*Task statement*: Only lines with the word "Mundo" are needed; collect each of them from the listing below.

*Items listed in a dataset*:
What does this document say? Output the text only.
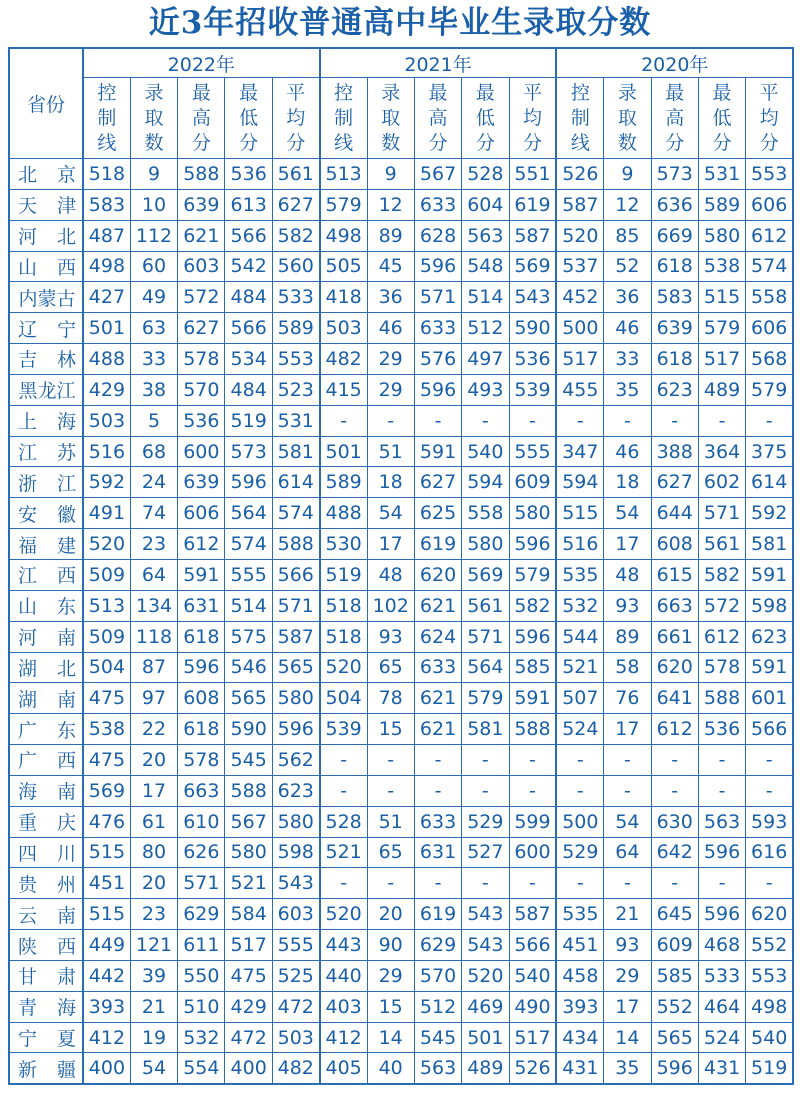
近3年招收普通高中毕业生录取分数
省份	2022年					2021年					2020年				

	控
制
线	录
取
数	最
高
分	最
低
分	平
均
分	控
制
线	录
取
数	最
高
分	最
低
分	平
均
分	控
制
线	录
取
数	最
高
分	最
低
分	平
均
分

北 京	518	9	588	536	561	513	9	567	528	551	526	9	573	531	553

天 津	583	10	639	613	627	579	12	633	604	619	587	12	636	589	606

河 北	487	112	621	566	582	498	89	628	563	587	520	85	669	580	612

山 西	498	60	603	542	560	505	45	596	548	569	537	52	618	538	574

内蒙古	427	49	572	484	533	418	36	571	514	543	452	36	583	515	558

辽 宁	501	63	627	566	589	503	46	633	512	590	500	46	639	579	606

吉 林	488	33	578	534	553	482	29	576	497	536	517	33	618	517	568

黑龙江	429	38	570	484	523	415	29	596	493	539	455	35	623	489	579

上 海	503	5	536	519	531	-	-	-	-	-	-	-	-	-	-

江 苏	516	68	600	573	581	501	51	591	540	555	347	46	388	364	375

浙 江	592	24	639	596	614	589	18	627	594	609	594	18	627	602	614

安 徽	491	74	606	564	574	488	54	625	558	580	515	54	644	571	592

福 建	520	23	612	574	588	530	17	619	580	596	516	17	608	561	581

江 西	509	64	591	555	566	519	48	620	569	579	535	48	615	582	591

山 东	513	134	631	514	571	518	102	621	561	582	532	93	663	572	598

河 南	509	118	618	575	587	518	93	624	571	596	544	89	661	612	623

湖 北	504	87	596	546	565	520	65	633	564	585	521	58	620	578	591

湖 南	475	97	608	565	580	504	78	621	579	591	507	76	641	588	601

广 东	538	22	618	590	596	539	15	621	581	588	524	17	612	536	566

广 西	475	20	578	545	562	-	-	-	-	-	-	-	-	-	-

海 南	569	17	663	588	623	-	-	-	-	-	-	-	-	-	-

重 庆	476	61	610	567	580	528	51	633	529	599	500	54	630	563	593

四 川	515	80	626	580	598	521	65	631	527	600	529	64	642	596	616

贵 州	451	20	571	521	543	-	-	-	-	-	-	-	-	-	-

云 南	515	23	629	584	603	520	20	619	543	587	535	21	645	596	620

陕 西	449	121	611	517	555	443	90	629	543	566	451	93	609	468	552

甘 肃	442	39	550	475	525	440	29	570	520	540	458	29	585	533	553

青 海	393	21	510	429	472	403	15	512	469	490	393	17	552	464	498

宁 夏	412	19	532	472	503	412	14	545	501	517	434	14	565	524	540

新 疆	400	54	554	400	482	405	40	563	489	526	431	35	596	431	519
==
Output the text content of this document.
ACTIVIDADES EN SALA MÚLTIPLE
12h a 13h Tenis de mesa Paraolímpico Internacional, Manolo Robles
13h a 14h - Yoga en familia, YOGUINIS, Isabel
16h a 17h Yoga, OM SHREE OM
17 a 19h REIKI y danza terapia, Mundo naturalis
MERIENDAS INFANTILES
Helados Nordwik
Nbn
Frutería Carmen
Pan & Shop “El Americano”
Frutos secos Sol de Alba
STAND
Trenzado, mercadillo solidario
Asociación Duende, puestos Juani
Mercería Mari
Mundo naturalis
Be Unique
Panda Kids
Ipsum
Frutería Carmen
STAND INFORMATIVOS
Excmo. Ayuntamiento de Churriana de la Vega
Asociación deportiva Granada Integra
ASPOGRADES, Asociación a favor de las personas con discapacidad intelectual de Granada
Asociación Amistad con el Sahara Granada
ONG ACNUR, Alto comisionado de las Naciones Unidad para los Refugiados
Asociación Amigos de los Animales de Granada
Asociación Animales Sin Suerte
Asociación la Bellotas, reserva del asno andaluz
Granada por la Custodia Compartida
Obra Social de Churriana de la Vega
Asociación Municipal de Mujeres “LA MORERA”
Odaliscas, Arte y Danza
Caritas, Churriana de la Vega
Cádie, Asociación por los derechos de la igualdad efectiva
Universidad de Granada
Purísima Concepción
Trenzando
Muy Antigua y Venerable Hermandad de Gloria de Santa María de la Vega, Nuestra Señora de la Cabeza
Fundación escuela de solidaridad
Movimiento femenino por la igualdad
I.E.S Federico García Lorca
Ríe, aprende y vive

*The completed task*:
17 a 19h REIKI y danza terapia, Mundo naturalis
Mundo naturalis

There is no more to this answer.